> _STATED PROBLEM_: Check each line of the data below for the word "corpului", then extract the ones that have it.

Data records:
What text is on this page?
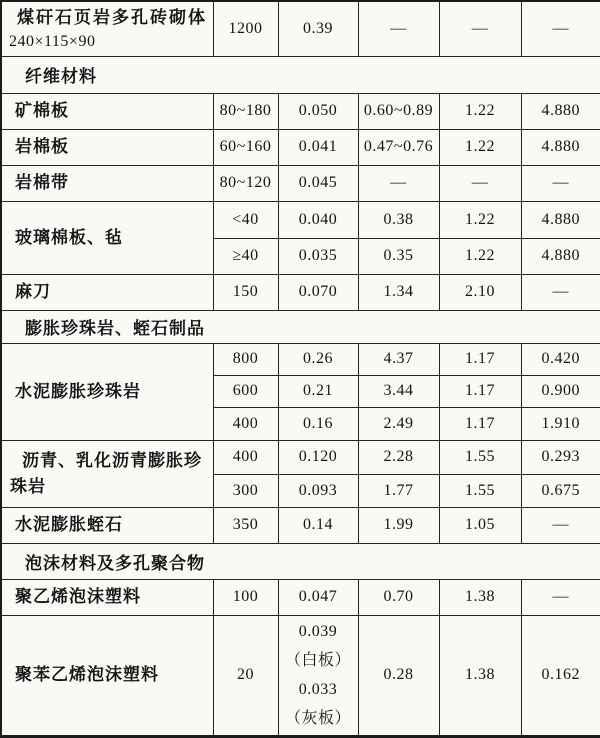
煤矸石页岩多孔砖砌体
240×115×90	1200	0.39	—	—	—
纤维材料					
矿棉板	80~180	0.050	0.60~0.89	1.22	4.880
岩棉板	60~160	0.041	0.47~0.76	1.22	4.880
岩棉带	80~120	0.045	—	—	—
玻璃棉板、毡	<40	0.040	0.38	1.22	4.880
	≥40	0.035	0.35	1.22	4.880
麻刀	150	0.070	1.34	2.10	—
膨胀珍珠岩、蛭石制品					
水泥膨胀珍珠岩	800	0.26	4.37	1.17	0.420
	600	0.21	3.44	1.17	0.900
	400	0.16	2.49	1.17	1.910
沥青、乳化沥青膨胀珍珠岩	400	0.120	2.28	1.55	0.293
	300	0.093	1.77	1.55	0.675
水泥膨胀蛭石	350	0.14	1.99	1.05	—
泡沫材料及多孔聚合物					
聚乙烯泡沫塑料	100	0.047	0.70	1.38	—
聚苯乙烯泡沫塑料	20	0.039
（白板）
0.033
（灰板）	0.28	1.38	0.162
==
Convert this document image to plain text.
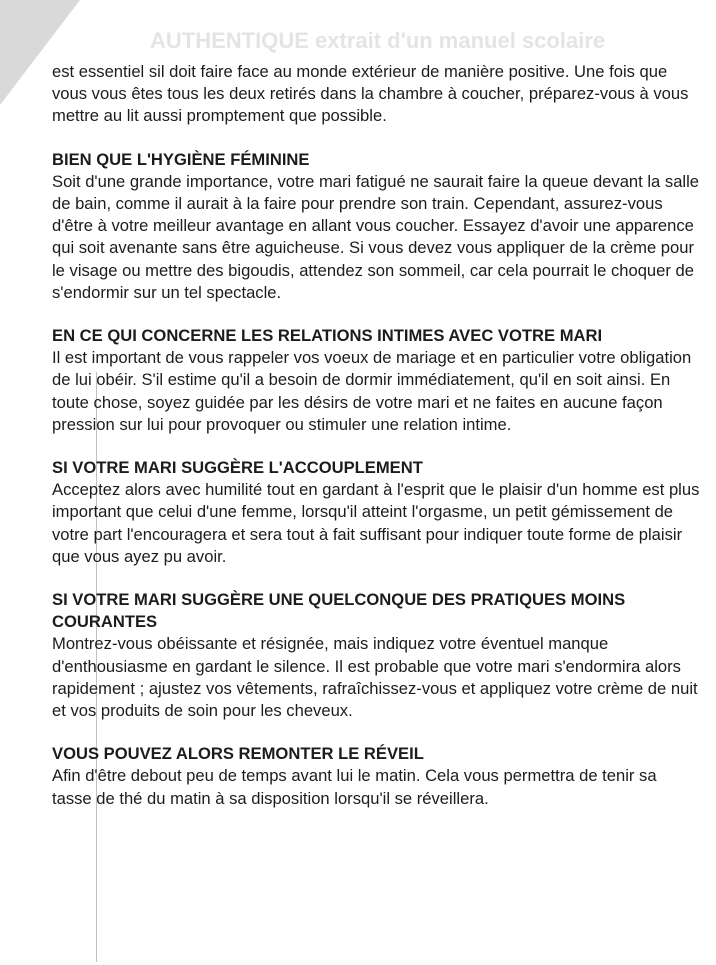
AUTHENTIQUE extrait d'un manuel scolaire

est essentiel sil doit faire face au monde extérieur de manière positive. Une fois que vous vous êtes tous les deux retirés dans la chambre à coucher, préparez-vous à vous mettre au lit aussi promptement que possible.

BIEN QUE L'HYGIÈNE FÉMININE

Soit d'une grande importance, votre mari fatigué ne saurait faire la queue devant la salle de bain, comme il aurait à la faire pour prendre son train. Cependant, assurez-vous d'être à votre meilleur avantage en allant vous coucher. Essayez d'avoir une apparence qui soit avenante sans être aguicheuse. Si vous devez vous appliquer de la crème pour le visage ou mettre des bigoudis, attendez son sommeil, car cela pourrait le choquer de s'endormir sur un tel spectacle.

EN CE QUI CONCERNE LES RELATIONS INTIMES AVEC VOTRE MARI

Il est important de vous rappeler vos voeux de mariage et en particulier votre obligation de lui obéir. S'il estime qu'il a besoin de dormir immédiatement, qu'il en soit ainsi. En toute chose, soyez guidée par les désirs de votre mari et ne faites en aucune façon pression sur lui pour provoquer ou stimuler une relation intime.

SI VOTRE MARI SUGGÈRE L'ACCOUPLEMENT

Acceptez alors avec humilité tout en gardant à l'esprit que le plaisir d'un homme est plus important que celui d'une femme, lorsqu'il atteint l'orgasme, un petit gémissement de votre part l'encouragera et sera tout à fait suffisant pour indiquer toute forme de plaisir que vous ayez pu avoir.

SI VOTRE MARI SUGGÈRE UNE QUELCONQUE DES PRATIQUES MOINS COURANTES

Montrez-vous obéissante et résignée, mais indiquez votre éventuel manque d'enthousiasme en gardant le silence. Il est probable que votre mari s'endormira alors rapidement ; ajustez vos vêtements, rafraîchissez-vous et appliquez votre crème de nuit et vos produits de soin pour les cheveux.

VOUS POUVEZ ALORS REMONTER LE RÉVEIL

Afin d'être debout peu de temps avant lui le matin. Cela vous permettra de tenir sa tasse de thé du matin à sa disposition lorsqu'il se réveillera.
---
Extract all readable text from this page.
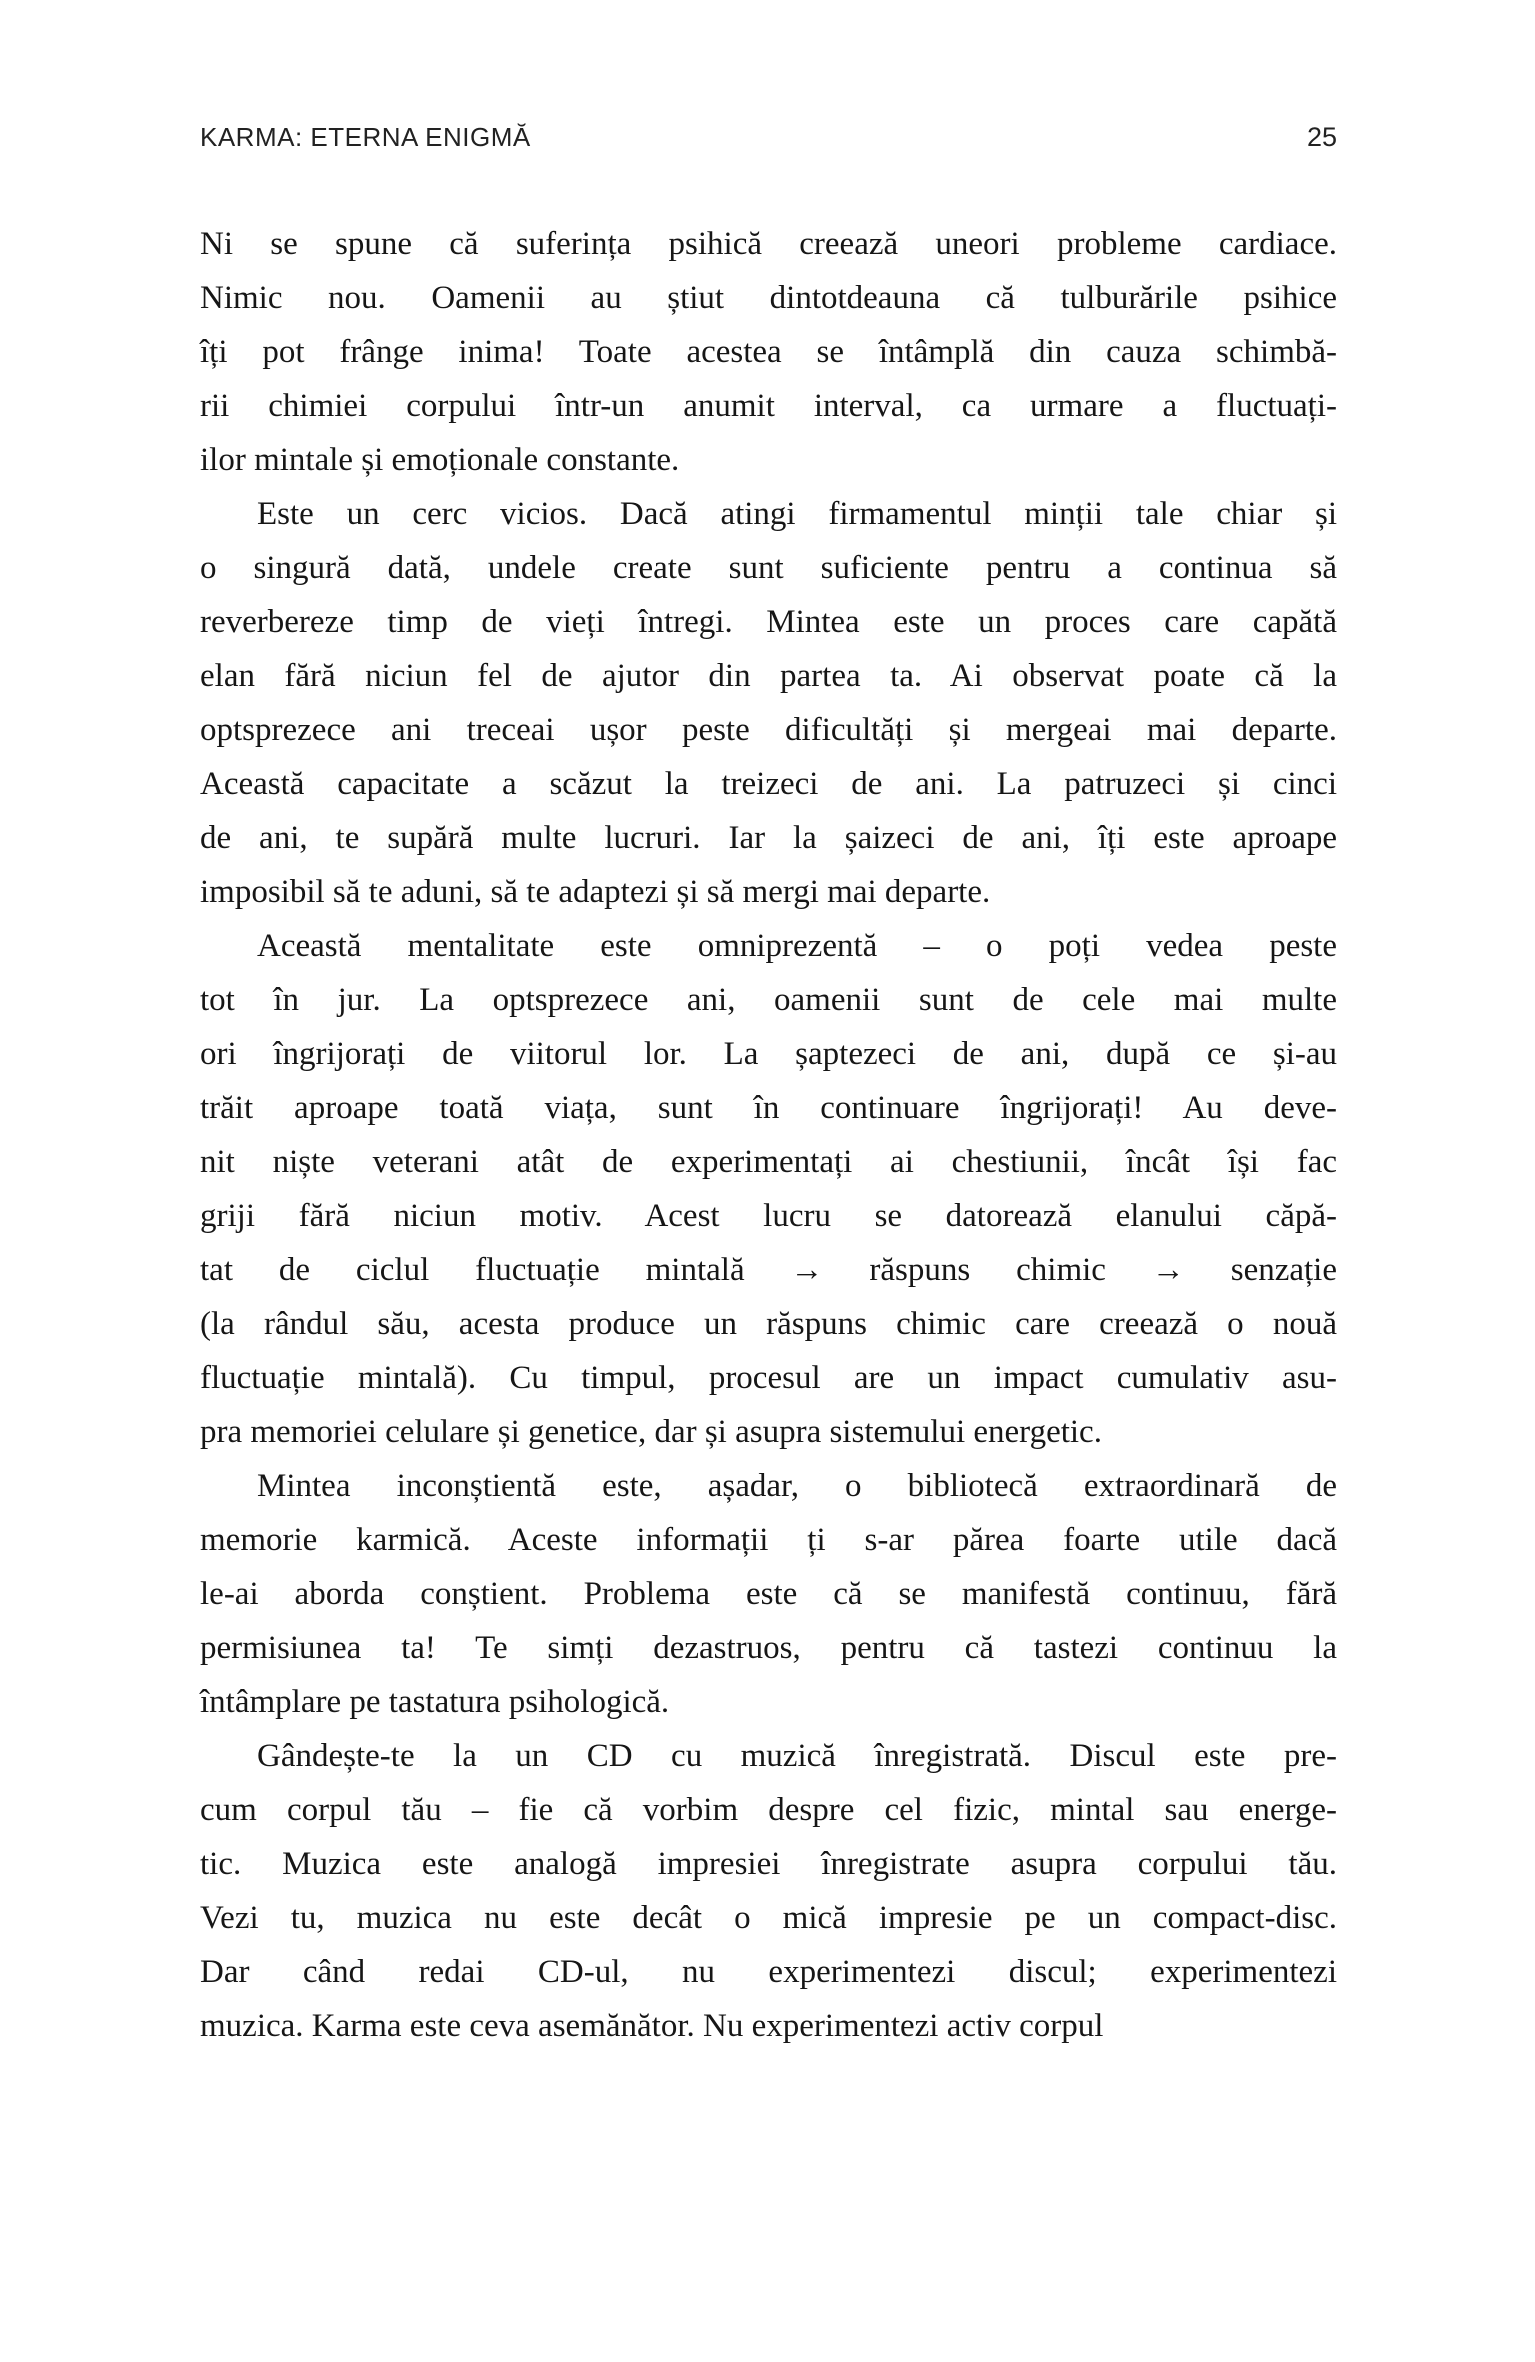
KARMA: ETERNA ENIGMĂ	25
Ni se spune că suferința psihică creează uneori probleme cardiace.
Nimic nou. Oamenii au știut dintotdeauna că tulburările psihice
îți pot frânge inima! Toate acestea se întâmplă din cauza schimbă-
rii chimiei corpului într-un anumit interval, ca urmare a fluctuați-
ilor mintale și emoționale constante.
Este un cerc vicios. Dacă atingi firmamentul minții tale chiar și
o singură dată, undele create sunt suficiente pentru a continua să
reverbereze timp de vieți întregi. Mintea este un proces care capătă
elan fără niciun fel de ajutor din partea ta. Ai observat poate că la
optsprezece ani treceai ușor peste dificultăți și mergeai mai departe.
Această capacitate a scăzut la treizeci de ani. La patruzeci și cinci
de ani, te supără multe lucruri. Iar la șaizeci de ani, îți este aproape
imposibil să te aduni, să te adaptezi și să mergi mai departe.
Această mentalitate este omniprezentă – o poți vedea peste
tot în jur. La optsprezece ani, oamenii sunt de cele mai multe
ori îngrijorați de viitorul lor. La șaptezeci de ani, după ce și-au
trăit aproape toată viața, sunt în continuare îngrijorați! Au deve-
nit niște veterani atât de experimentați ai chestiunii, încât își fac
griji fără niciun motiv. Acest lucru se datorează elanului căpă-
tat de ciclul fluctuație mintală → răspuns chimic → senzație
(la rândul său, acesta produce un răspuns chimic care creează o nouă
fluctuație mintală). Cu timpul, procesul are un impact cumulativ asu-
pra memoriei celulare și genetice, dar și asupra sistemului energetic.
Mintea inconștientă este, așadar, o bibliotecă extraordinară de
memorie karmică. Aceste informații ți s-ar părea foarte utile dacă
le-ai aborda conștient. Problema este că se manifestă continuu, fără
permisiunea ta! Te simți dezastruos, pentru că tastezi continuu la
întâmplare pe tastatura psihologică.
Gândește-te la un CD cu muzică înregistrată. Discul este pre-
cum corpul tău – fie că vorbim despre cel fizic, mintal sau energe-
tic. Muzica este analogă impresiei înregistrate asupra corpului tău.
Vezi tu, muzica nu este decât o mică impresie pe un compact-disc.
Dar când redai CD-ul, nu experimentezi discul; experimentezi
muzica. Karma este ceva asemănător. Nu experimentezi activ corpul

> _SOLUTION FOR THIS PROBLEM_:
rii chimiei corpului într-un anumit interval, ca urmare a fluctuați-
tic. Muzica este analogă impresiei înregistrate asupra corpului tău.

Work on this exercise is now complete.